WORK INSTRUCTIONS>
From the entries below, list each line with "Rabatt".

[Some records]
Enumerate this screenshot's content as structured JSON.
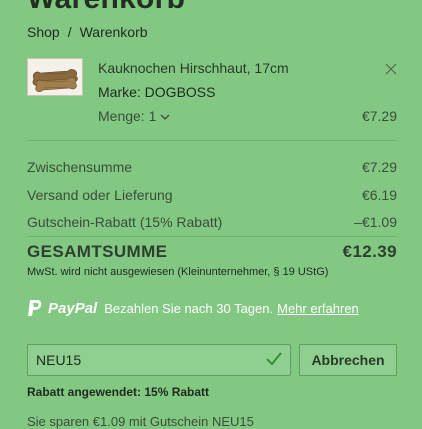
{
  "page": {
    "title": "Warenkorb"
  },
  "breadcrumb": {
    "shop": "Shop",
    "separator": "/",
    "current": "Warenkorb"
  },
  "item": {
    "name": "Kauknochen Hirschhaut, 17cm",
    "brand": "Marke: DOGBOSS",
    "quantity": "Menge: 1",
    "price": "€7.29",
    "image_icon": "dog-chew-bone"
  },
  "summary": {
    "subtotal_label": "Zwischensumme",
    "subtotal_value": "€7.29",
    "shipping_label": "Versand oder Lieferung",
    "shipping_value": "€6.19",
    "discount_label": "Gutschein-Rabatt (15% Rabatt)",
    "discount_value": "–€1.09",
    "total_label": "GESAMTSUMME",
    "total_value": "€12.39",
    "tax_note": "MwSt. wird nicht ausgewiesen (Kleinunternehmer, § 19 UStG)"
  },
  "paypal": {
    "brand": "PayPal",
    "text": "Bezahlen Sie nach 30 Tagen.",
    "link": "Mehr erfahren"
  },
  "coupon": {
    "value": "NEU15",
    "cancel_label": "Abbrechen",
    "applied_text": "Rabatt angewendet: 15% Rabatt"
  },
  "footer_partial": "Sie sparen €1.09 mit Gutschein NEU15",
  "colors": {
    "background": "#82c882",
    "check": "#2e8b2e",
    "text": "#1f2a1f"
  }
}
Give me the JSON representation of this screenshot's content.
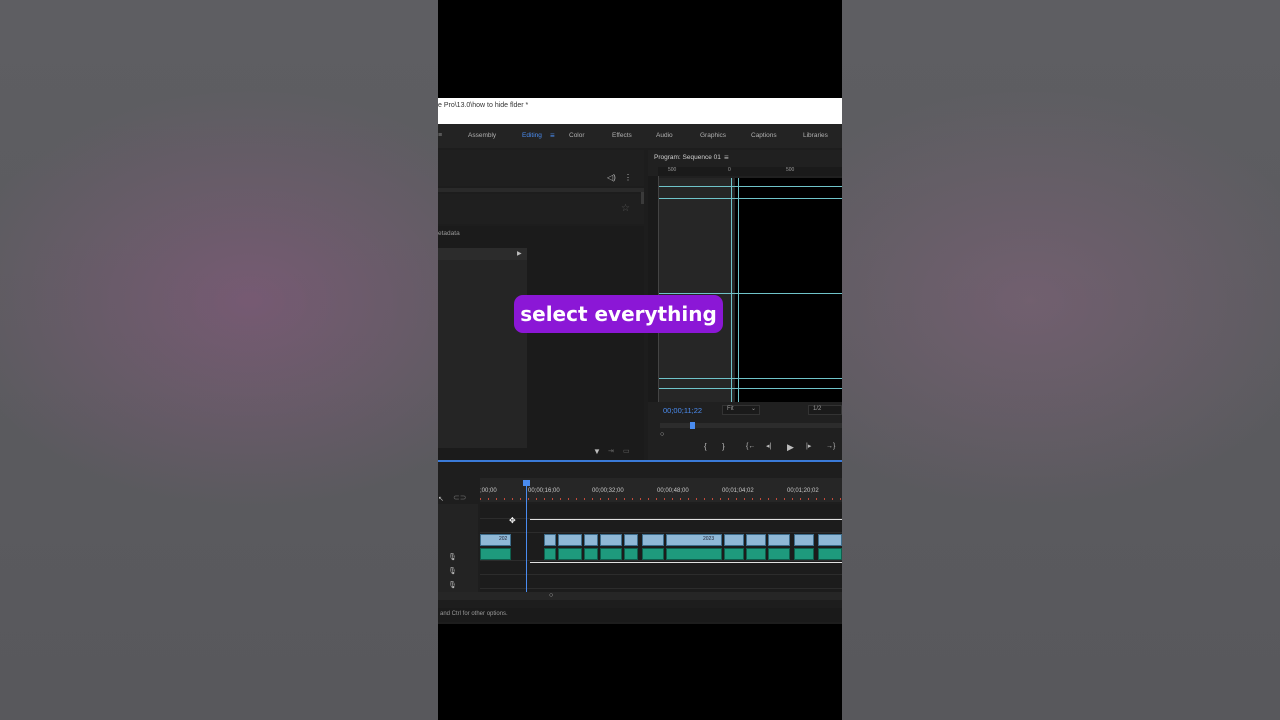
{
  "window": {
    "title": "e Pro\\13.0\\how to hide flder *"
  },
  "workspaces": [
    {
      "label": "Assembly"
    },
    {
      "label": "Editing",
      "active": true
    },
    {
      "label": "Color"
    },
    {
      "label": "Effects"
    },
    {
      "label": "Audio"
    },
    {
      "label": "Graphics"
    },
    {
      "label": "Captions"
    },
    {
      "label": "Libraries"
    }
  ],
  "workspace_menu_icon": "hamburger-icon",
  "left_panel": {
    "metadata_tab": "etadata"
  },
  "program_monitor": {
    "title": "Program: Sequence 01",
    "ruler_labels": [
      "500",
      "0",
      "500"
    ],
    "timecode": "00;00;11;22",
    "fit": "Fit",
    "resolution": "1/2"
  },
  "timeline": {
    "ruler_labels": [
      ";00;00",
      "00;00;16;00",
      "00;00;32;00",
      "00;00;48;00",
      "00;01;04;02",
      "00;01;20;02"
    ],
    "clip_labels": [
      "202",
      "2023"
    ]
  },
  "status_bar": {
    "text": "and Ctrl for other options."
  },
  "overlay_caption": {
    "text": "select everything"
  },
  "colors": {
    "accent": "#4a8cf0",
    "caption_bg": "#8b17d6",
    "video_clip": "#8fb8d6",
    "audio_clip": "#1e9a7d",
    "guide_line": "#6fc3c9"
  }
}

ANSWER FOR THIS EXERCISE>
    "discount_label": "Gutschein-Rabatt (15% Rabatt)",
    "applied_text": "Rabatt angewendet: 15% Rabatt"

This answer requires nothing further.